Item position entries:
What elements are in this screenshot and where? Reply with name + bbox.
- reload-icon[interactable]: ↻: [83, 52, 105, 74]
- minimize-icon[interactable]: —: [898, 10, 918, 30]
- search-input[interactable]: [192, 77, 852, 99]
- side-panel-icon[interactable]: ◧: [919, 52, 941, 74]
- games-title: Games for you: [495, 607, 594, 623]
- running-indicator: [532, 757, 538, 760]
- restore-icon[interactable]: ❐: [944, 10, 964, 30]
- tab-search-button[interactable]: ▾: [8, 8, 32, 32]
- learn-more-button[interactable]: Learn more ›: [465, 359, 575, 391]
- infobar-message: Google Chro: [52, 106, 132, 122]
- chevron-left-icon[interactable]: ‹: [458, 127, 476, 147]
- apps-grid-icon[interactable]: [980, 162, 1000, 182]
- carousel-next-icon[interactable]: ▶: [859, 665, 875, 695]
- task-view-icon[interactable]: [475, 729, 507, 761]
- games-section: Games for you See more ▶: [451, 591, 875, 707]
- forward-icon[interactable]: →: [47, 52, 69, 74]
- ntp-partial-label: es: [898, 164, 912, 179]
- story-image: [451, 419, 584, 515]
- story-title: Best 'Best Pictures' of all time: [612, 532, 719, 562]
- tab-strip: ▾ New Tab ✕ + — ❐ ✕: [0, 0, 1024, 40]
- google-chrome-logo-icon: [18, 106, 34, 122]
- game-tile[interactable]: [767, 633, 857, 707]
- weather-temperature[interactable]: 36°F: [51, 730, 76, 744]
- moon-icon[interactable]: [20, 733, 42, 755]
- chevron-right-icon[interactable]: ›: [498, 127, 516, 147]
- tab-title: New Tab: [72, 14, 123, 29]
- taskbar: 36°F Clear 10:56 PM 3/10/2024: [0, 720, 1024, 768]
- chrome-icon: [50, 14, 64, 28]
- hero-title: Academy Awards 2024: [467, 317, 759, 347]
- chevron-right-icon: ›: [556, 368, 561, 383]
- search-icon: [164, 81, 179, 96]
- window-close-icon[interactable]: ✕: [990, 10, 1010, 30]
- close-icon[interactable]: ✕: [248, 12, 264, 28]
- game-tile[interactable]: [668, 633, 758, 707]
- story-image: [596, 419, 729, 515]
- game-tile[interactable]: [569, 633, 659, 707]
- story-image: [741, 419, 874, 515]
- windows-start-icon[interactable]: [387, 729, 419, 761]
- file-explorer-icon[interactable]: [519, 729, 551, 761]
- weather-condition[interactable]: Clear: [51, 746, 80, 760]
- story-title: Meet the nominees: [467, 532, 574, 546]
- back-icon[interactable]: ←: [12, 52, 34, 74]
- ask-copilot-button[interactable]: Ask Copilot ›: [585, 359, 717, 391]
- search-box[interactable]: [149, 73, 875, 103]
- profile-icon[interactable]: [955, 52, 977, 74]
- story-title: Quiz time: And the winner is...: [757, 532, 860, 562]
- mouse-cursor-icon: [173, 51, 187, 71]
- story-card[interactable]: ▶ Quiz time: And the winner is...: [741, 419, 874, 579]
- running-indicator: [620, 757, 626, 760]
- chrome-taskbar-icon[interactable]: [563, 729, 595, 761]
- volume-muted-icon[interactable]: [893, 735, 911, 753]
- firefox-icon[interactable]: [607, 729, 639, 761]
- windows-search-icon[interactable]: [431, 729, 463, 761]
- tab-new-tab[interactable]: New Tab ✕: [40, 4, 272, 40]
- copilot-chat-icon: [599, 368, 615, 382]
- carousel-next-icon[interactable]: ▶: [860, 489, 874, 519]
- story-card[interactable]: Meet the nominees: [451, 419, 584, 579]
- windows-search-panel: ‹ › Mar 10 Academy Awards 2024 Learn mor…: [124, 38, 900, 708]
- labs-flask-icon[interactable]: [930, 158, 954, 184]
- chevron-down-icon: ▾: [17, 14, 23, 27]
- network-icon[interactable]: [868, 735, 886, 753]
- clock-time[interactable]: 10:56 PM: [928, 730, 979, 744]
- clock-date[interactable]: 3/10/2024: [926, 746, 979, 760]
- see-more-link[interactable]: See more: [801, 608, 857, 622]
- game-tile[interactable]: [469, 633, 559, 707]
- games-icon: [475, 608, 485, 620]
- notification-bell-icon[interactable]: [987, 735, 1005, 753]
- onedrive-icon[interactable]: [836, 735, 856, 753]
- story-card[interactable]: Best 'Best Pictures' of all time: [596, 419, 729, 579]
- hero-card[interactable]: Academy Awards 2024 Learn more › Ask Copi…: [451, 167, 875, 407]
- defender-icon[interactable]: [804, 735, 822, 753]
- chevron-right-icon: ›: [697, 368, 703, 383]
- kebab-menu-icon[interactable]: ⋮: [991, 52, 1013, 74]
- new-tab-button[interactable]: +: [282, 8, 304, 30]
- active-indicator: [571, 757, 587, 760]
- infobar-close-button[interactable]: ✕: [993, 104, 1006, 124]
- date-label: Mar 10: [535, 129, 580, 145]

■ AIM OF THE EXERCISE: Reproduce the listing word for word, starting at its first line and ending with the line that contains "- infobar-message: Google", both included.

■ EXERCISE OUTPUT:
What elements are in this screenshot and where? Reply with name + bbox.
- reload-icon[interactable]: ↻: [83, 52, 105, 74]
- minimize-icon[interactable]: —: [898, 10, 918, 30]
- search-input[interactable]: [192, 77, 852, 99]
- side-panel-icon[interactable]: ◧: [919, 52, 941, 74]
- games-title: Games for you: [495, 607, 594, 623]
- running-indicator: [532, 757, 538, 760]
- restore-icon[interactable]: ❐: [944, 10, 964, 30]
- tab-search-button[interactable]: ▾: [8, 8, 32, 32]
- learn-more-button[interactable]: Learn more ›: [465, 359, 575, 391]
- infobar-message: Google Chro: [52, 106, 132, 122]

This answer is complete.